» **WHAT THE EXERCISE ASKS**:
Write out all of the lines below, exactly and completely.

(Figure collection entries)
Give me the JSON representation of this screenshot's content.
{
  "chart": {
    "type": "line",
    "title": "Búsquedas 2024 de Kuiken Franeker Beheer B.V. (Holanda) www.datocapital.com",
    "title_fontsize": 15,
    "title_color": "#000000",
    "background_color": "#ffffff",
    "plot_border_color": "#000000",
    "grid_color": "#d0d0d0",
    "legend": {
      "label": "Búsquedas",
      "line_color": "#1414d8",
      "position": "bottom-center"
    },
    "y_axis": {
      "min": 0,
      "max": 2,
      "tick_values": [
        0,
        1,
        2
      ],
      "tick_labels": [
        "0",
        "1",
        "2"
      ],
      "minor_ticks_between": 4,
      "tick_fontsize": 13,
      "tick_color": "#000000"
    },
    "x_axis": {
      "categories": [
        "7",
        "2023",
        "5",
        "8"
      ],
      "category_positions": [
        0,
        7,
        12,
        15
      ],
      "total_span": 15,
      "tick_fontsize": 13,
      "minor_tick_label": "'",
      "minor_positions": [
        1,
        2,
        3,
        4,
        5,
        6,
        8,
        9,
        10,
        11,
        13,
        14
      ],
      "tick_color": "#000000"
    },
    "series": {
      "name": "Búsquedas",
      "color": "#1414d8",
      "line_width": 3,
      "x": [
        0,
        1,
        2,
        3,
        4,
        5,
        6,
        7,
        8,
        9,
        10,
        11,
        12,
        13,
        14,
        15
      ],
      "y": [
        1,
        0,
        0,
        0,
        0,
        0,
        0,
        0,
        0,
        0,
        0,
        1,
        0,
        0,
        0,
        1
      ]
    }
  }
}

» **EXERCISE ANSWER**:
Give me the JSON representation of this screenshot's content.
{
  "chart": {
    "type": "line",
    "title": "Búsquedas 2024 de Kuiken Franeker Beheer B.V. (Holanda) www.datocapital.com",
    "title_fontsize": 15,
    "title_color": "#000000",
    "background_color": "#ffffff",
    "plot_border_color": "#000000",
    "grid_color": "#d0d0d0",
    "legend": {
      "label": "Búsquedas",
      "line_color": "#1414d8",
      "position": "bottom-center"
    },
    "y_axis": {
      "min": 0,
      "max": 2,
      "tick_values": [
        0,
        1,
        2
      ],
      "tick_labels": [
        "0",
        "1",
        "2"
      ],
      "minor_ticks_between": 4,
      "tick_fontsize": 13,
      "tick_color": "#000000"
    },
    "x_axis": {
      "categories": [
        "7",
        "2023",
        "5",
        "8"
      ],
      "category_positions": [
        0,
        7,
        12,
        15
      ],
      "total_span": 15,
      "tick_fontsize": 13,
      "minor_tick_label": "'",
      "minor_positions": [
        1,
        2,
        3,
        4,
        5,
        6,
        8,
        9,
        10,
        11,
        13,
        14
      ],
      "tick_color": "#000000"
    },
    "series": {
      "name": "Búsquedas",
      "color": "#1414d8",
      "line_width": 3,
      "x": [
        0,
        1,
        2,
        3,
        4,
        5,
        6,
        7,
        8,
        9,
        10,
        11,
        12,
        13,
        14,
        15
      ],
      "y": [
        1,
        0,
        0,
        0,
        0,
        0,
        0,
        0,
        0,
        0,
        0,
        1,
        0,
        0,
        0,
        1
      ]
    }
  }
}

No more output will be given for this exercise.